• **Work to do**: Below are records to repeat exactly. Omit the pictures from the copy.

• **Collected data**:

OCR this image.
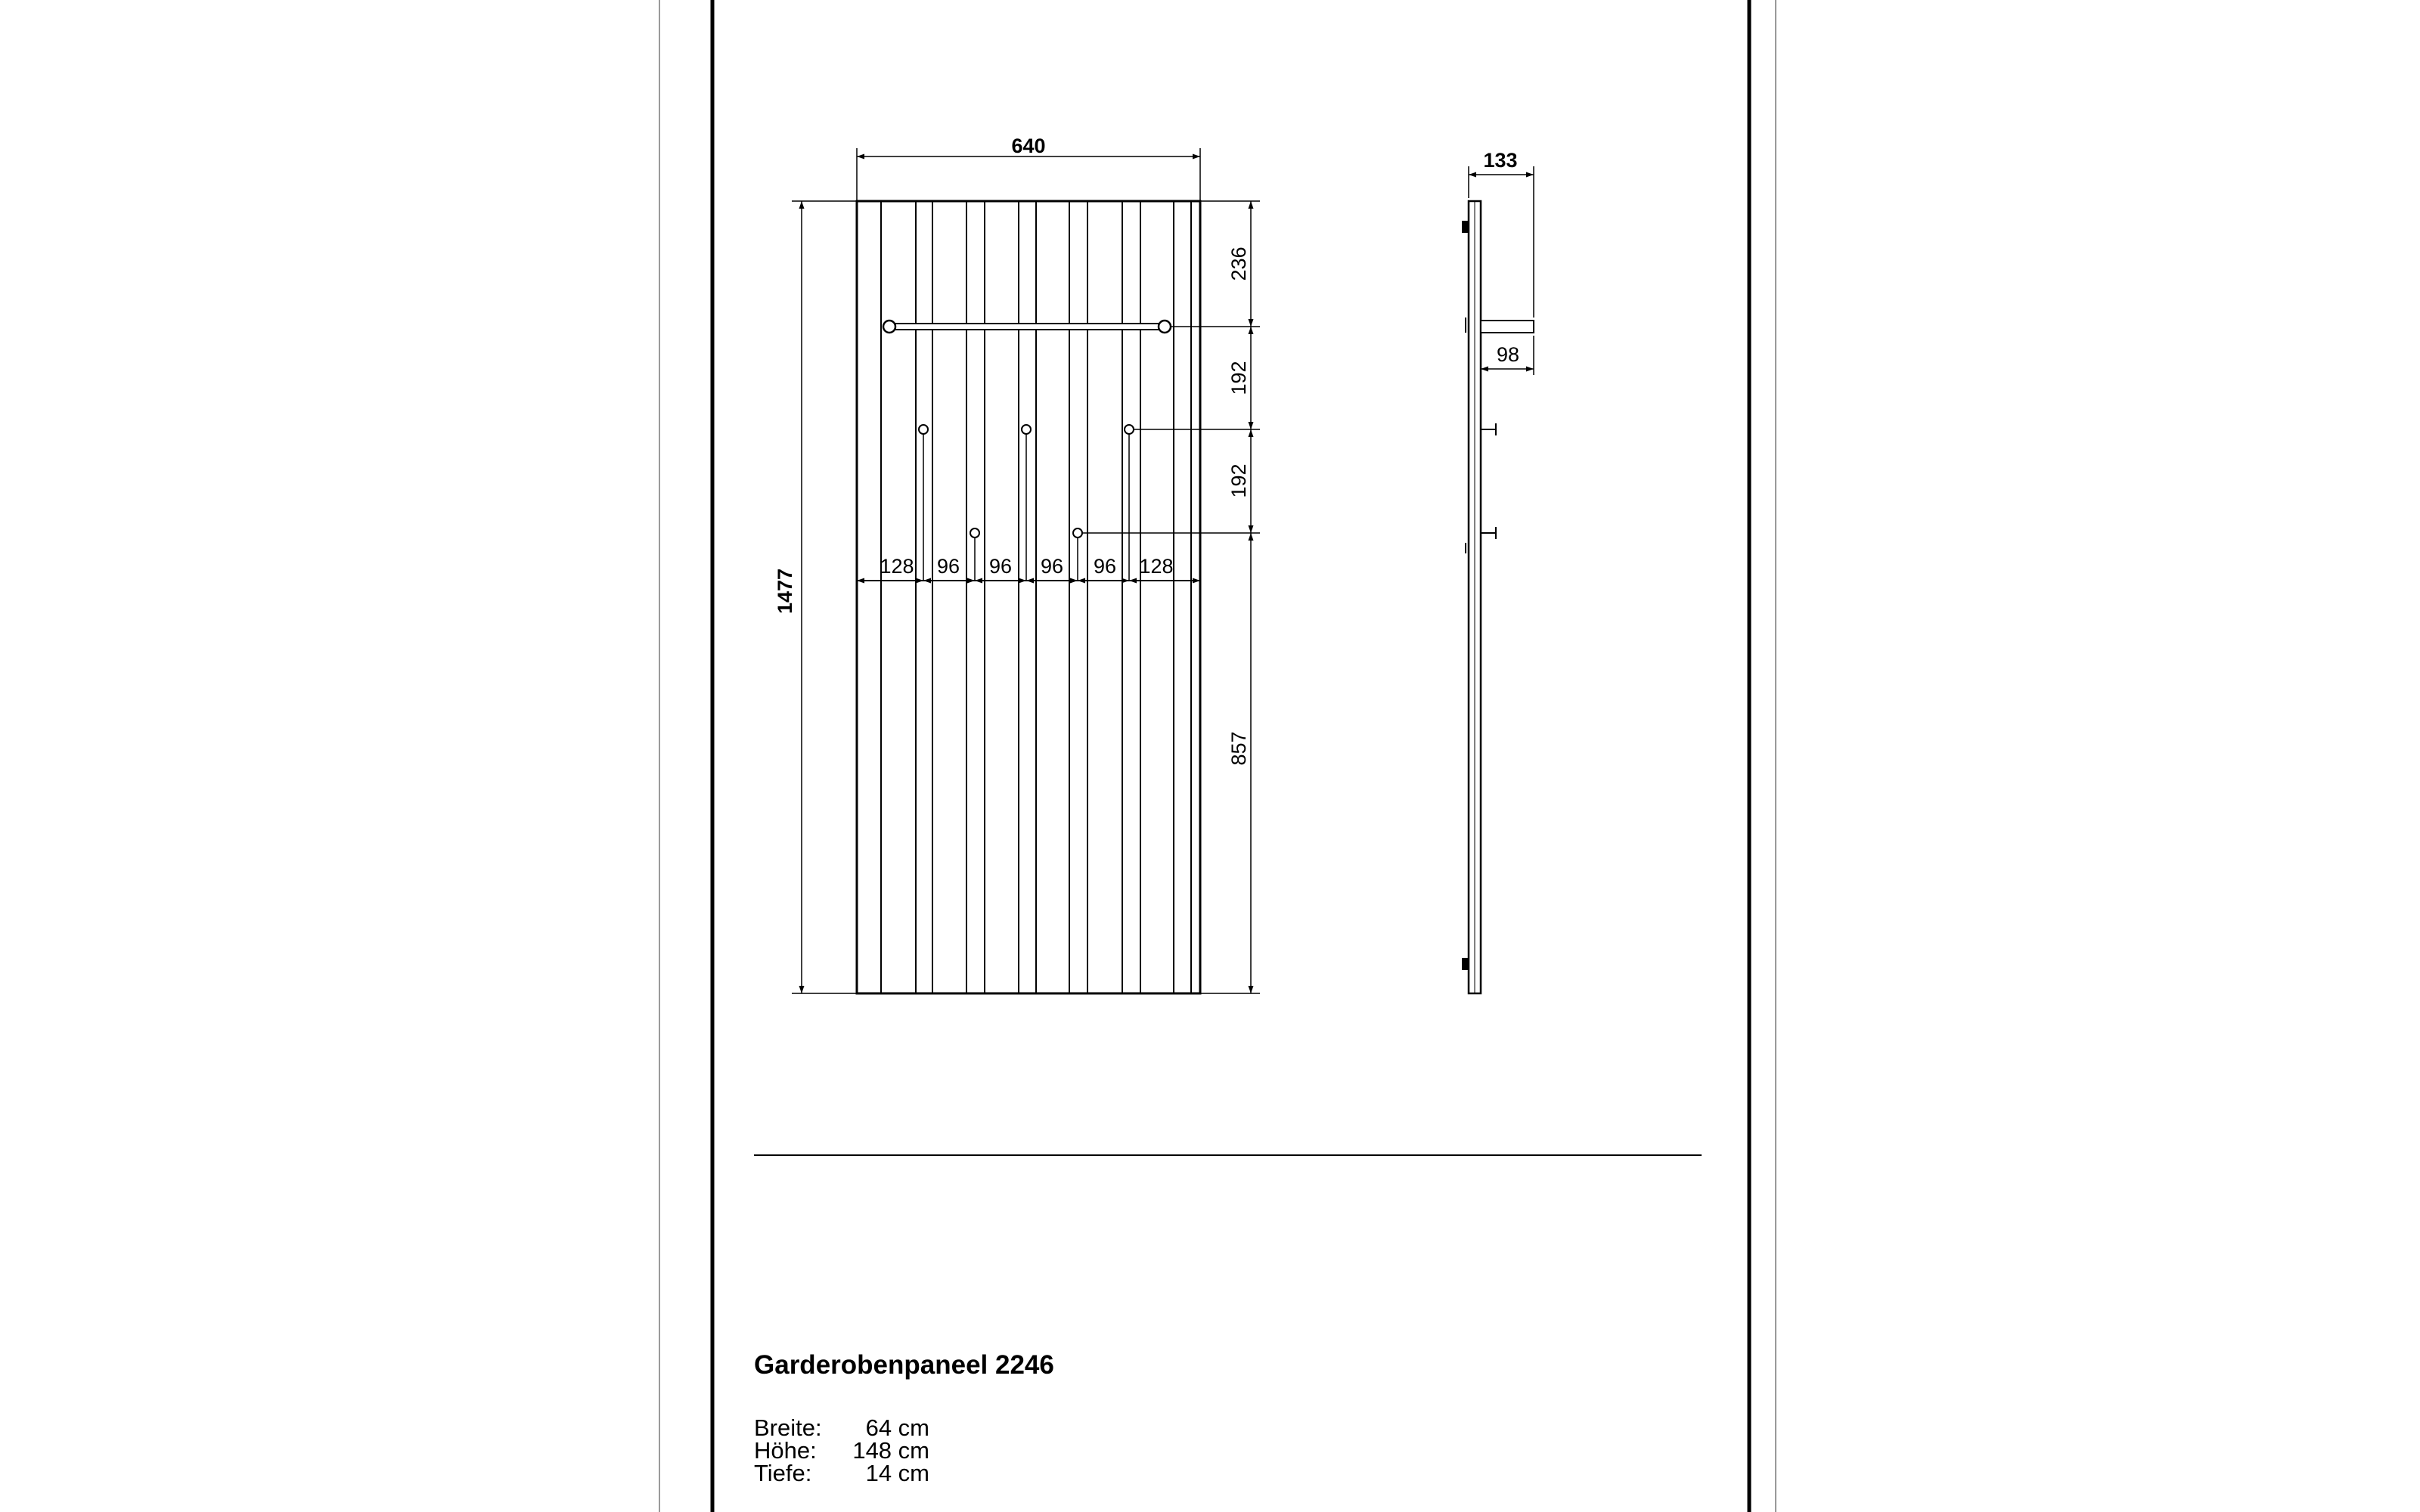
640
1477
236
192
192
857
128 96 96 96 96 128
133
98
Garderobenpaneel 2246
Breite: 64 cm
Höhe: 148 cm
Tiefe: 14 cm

• **The result**:
OCR this image.
640
1477
236
192
192
857
128 96 96 96 96 128
133
98
Garderobenpaneel 2246
Breite: 64 cm
Höhe: 148 cm
Tiefe: 14 cm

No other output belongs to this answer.